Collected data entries
####################

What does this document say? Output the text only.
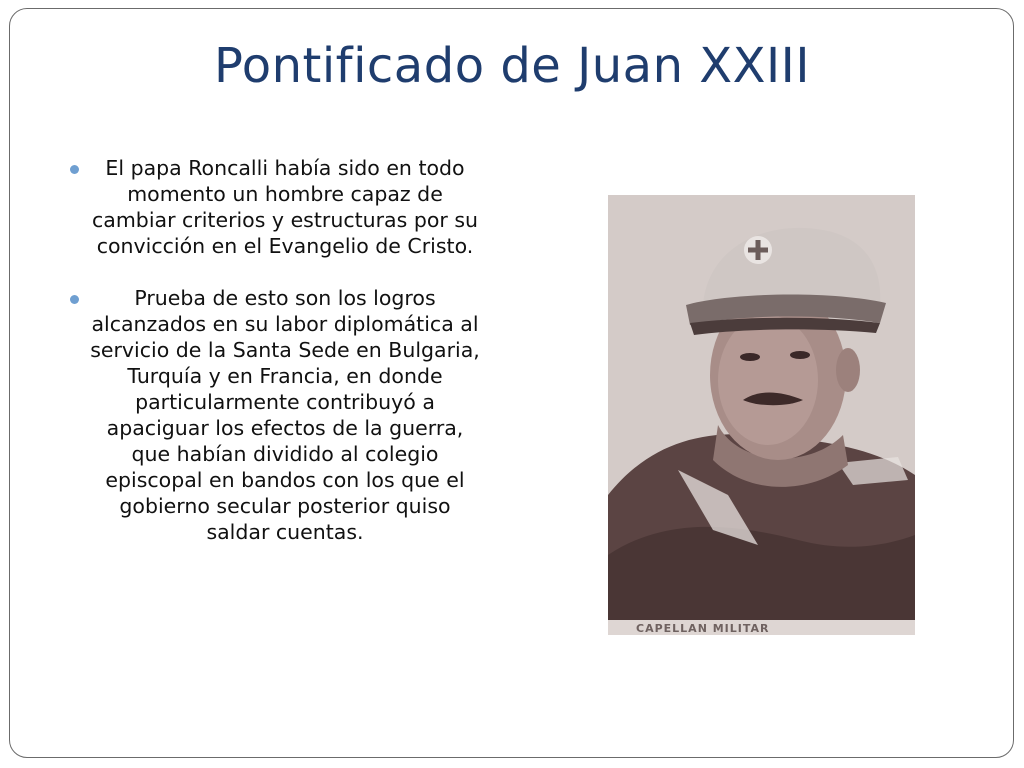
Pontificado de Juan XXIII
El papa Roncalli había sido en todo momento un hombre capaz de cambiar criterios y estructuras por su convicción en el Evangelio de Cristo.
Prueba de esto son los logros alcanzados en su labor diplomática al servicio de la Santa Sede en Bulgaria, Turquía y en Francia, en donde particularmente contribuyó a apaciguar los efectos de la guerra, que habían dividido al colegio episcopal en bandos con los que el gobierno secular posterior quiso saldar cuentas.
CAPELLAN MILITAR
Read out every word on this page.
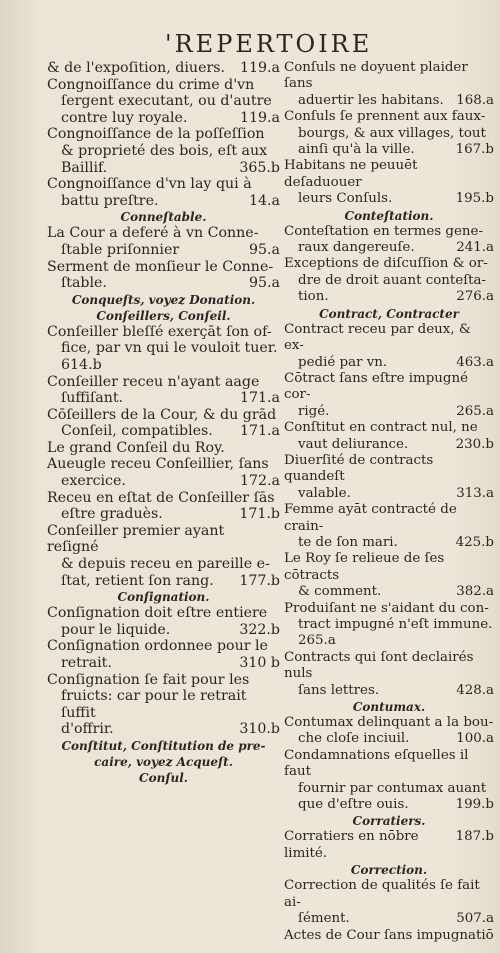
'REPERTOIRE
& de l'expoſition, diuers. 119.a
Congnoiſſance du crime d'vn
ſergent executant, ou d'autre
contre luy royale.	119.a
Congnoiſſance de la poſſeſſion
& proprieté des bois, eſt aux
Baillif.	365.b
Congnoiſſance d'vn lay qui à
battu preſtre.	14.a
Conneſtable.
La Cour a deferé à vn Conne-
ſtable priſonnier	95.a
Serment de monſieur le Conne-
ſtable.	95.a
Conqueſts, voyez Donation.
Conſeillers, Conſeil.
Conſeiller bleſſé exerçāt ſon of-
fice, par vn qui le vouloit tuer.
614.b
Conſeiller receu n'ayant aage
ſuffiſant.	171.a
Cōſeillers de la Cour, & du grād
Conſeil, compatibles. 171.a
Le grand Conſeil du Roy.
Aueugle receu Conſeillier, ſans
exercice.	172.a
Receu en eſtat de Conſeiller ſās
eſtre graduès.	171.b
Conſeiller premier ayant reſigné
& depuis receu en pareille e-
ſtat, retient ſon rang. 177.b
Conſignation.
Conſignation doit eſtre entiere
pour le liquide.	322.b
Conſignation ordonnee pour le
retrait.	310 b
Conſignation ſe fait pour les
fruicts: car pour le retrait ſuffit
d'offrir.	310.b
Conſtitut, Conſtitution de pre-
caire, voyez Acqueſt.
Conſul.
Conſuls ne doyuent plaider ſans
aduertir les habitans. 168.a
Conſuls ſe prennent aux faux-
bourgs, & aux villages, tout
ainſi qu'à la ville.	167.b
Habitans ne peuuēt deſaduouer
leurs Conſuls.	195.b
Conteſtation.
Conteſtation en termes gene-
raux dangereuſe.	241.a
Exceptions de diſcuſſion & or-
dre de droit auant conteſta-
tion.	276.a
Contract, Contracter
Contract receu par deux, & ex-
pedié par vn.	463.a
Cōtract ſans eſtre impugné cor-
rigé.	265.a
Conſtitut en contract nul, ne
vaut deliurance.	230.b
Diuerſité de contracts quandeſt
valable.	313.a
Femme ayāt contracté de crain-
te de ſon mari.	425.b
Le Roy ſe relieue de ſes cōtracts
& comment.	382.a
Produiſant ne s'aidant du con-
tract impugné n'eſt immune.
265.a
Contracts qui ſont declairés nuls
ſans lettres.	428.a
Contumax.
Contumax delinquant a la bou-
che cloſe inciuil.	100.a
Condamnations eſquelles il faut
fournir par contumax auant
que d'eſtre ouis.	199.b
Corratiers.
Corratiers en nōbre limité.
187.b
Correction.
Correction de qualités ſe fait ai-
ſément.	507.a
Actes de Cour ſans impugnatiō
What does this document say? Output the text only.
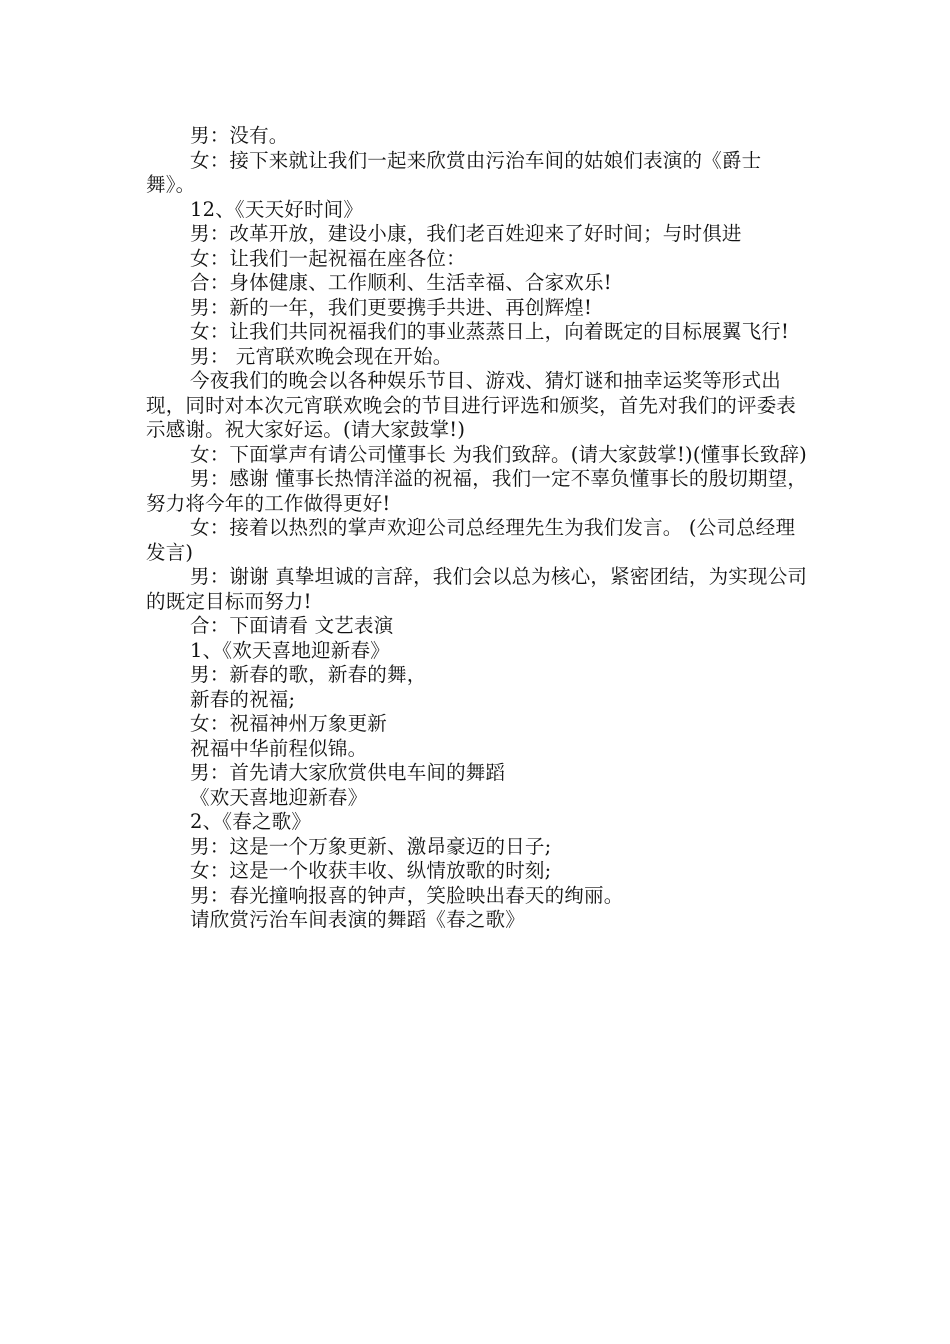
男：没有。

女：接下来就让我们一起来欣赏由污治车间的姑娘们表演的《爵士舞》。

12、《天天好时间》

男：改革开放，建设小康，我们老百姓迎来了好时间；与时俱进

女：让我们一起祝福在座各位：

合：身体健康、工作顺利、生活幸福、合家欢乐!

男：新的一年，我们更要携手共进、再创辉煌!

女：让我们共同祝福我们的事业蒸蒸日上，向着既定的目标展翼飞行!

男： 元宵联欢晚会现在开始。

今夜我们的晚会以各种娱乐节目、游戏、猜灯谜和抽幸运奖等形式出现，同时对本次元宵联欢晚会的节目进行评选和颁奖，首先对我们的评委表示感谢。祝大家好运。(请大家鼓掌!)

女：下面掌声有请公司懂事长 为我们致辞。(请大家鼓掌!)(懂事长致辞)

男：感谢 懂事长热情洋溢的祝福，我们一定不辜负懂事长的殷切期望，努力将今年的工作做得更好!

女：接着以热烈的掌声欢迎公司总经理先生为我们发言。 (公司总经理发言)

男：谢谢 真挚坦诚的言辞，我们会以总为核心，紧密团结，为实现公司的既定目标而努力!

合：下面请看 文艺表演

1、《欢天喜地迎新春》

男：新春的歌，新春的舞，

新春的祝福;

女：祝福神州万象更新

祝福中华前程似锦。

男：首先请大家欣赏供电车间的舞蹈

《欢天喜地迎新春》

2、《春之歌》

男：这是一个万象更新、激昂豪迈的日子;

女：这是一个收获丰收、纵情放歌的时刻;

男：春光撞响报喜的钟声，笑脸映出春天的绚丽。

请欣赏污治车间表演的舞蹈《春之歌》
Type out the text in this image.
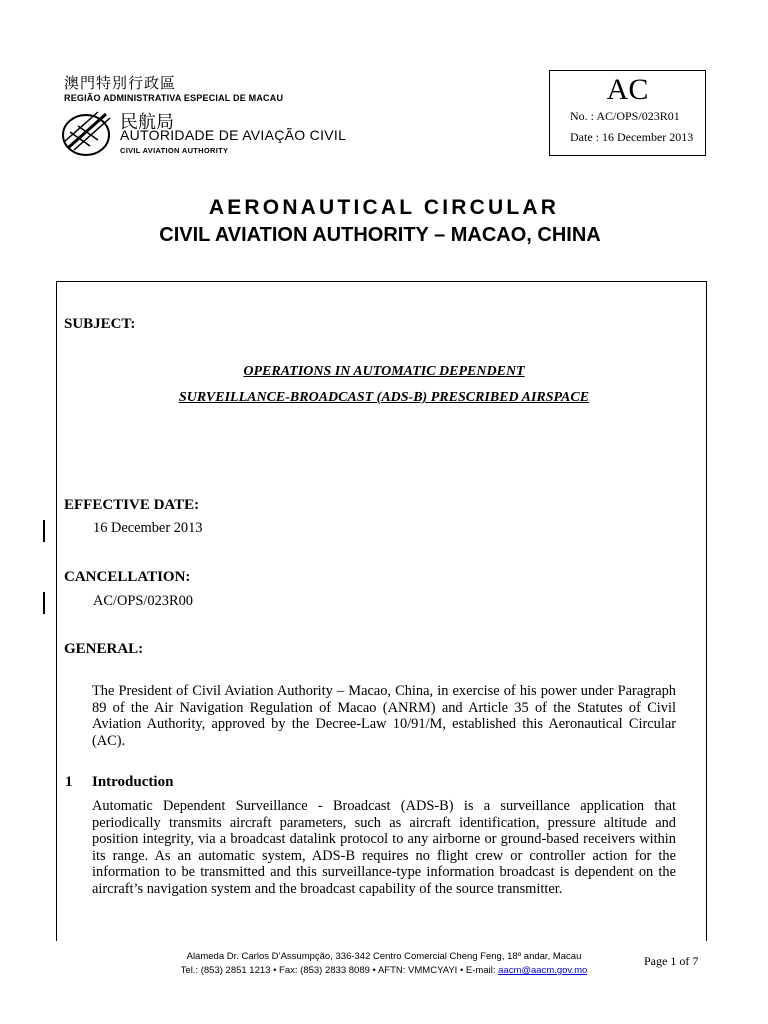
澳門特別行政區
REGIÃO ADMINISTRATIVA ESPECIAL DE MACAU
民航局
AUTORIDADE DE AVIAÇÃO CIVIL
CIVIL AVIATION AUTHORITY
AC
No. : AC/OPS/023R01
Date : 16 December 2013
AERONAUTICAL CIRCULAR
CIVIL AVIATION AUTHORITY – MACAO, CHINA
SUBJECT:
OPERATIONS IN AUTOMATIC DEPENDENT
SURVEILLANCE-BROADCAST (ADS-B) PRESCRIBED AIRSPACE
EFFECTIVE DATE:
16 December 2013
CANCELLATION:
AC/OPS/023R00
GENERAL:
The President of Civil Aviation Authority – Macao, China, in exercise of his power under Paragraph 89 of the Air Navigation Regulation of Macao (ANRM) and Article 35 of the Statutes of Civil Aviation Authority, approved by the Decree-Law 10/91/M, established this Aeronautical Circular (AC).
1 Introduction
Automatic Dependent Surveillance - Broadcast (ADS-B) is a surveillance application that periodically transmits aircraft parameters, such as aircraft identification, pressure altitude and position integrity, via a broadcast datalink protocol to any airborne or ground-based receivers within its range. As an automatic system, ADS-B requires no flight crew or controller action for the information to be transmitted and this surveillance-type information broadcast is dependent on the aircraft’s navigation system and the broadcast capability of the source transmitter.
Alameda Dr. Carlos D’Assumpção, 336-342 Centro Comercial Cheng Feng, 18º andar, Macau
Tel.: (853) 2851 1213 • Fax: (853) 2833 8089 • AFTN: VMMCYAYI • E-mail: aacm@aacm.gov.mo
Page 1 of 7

####################

### Exercise goal
Wherever the string "auant" appears in the entries above, list that line.

### Exercise response
dre de droit auant conteſta-
fournir par contumax auant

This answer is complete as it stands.